§ SOBRE LA TAREA
Copia íntegramente y sin ningún cambio la reseña de la sesión legislativa.

La sesión ordinaria N.º 11 del 18 de mayo de 2026, que inició con 51 diputados presentes, estuvo dominada por la discusión y aprobación en primer debate del proyecto de Ley Marco de Asociaciones Público-Privadas (APP), expediente 24.009, que busca crear un marco legal para que el sector privado invierta en infraestructura pública como carreteras, hospitales y puertos.
La votación final fue de 47 votos a favor y 7 en contra, aprobándose el primer debate, aunque varias fracciones anunciaron que el proyecto sería retrotraído a comisión para corregir lo que consideraron serios vicios de constitucionalidad y riesgos de corrupción.
El acta también registró la presentación de un proyecto para fortalecer la Junta de Protección Social, una solicitud de retiro del Régimen Obligatorio de Pensiones (ROP) para adultos mayores, y la defensa de Israel por parte de una diputada.
El debate más extenso se centró en el proyecto APP, donde el diputado José María Villalta (Frente Amplio) advirtió que el texto crea un "ornitorrinco jurídico": un ente público no estatal llamado Anapp, que quedaría exento de controles clave como la aprobación de presupuestos y contratos por parte de la Contraloría General de la República.
"¿Cómo no va a haber una fiscalización? Estamos hablando de contratos que pueden comprometer bienes públicos durante decenas de años", señaló Villalta, quien también criticó que el proyecto asigna un 2% del impuesto a la propiedad de vehículos a esta nueva agencia, equivalente a unos 3.500 millones de colones, "mientras hay un desfinanciamiento brutal en comedores escolares".
En respuesta, el diputado oficialista José Miguel Villalobos Umaña admitió que la figura del ente "parece raro que se cree como una entidad de derecho público no estatal", pero anunció su voto favorable tras hacer una serie de interpretaciones para limitar su alcance, incluyendo su oposición a que se use para "privatizar la seguridad y vigilancia de un centro penitenciario".

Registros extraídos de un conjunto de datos
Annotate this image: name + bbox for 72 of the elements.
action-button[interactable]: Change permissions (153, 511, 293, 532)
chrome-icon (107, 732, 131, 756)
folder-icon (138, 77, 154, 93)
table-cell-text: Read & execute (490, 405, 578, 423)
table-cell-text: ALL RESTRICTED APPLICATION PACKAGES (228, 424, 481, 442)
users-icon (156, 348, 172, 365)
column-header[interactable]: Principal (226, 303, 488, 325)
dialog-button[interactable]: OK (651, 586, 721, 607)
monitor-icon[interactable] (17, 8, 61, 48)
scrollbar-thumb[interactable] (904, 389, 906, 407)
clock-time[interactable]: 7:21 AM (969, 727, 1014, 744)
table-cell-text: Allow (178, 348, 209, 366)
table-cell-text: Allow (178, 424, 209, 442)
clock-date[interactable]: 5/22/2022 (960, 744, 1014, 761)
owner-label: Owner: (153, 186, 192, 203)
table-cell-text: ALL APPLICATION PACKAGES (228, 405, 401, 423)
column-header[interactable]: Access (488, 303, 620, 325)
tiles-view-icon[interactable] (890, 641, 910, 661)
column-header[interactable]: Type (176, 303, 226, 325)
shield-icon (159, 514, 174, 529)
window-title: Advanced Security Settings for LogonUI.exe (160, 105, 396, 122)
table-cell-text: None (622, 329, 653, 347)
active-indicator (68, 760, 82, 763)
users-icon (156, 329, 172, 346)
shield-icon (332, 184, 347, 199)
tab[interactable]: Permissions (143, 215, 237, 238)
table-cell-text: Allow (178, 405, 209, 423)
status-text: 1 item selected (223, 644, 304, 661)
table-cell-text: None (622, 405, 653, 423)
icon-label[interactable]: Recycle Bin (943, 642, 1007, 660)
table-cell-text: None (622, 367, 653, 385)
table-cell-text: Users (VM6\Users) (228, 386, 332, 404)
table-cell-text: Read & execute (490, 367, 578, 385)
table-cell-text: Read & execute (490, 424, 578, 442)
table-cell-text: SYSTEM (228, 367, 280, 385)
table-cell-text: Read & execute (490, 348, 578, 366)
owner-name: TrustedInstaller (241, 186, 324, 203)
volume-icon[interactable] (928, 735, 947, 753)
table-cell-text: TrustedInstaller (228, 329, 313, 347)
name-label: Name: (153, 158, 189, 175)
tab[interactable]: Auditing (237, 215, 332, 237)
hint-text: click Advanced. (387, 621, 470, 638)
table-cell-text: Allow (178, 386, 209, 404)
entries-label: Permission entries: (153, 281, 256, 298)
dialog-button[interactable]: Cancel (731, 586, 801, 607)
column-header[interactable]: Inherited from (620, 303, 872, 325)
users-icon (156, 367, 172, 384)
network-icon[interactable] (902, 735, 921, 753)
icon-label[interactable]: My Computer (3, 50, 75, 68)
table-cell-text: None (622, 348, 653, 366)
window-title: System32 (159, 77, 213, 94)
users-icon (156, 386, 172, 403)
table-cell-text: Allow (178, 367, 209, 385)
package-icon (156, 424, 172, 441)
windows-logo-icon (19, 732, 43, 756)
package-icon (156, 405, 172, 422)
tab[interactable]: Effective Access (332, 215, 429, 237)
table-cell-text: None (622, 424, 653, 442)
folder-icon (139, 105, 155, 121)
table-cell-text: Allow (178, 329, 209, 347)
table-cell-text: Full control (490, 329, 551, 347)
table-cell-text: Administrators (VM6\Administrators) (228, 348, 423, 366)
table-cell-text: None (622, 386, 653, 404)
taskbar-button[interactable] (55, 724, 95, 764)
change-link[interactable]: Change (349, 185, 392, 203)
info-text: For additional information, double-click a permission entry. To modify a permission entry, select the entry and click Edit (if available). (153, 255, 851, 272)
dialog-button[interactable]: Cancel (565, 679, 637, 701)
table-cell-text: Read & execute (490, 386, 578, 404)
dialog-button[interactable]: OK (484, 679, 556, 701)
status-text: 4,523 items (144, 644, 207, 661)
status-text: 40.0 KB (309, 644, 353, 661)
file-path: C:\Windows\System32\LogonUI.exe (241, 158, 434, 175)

§ TU RESPUESTA
La sesión ordinaria N.º 11 del 18 de mayo de 2026, que inició con 51 diputados presentes, estuvo dominada por la discusión y aprobación en primer debate del proyecto de Ley Marco de Asociaciones Público-Privadas (APP), expediente 24.009, que busca crear un marco legal para que el sector privado invierta en infraestructura pública como carreteras, hospitales y puertos.
La votación final fue de 47 votos a favor y 7 en contra, aprobándose el primer debate, aunque varias fracciones anunciaron que el proyecto sería retrotraído a comisión para corregir lo que consideraron serios vicios de constitucionalidad y riesgos de corrupción.
El acta también registró la presentación de un proyecto para fortalecer la Junta de Protección Social, una solicitud de retiro del Régimen Obligatorio de Pensiones (ROP) para adultos mayores, y la defensa de Israel por parte de una diputada.
El debate más extenso se centró en el proyecto APP, donde el diputado José María Villalta (Frente Amplio) advirtió que el texto crea un "ornitorrinco jurídico": un ente público no estatal llamado Anapp, que quedaría exento de controles clave como la aprobación de presupuestos y contratos por parte de la Contraloría General de la República.
"¿Cómo no va a haber una fiscalización? Estamos hablando de contratos que pueden comprometer bienes públicos durante decenas de años", señaló Villalta, quien también criticó que el proyecto asigna un 2% del impuesto a la propiedad de vehículos a esta nueva agencia, equivalente a unos 3.500 millones de colones, "mientras hay un desfinanciamiento brutal en comedores escolares".
En respuesta, el diputado oficialista José Miguel Villalobos Umaña admitió que la figura del ente "parece raro que se cree como una entidad de derecho público no estatal", pero anunció su voto favorable tras hacer una serie de interpretaciones para limitar su alcance, incluyendo su oposición a que se use para "privatizar la seguridad y vigilancia de un centro penitenciario".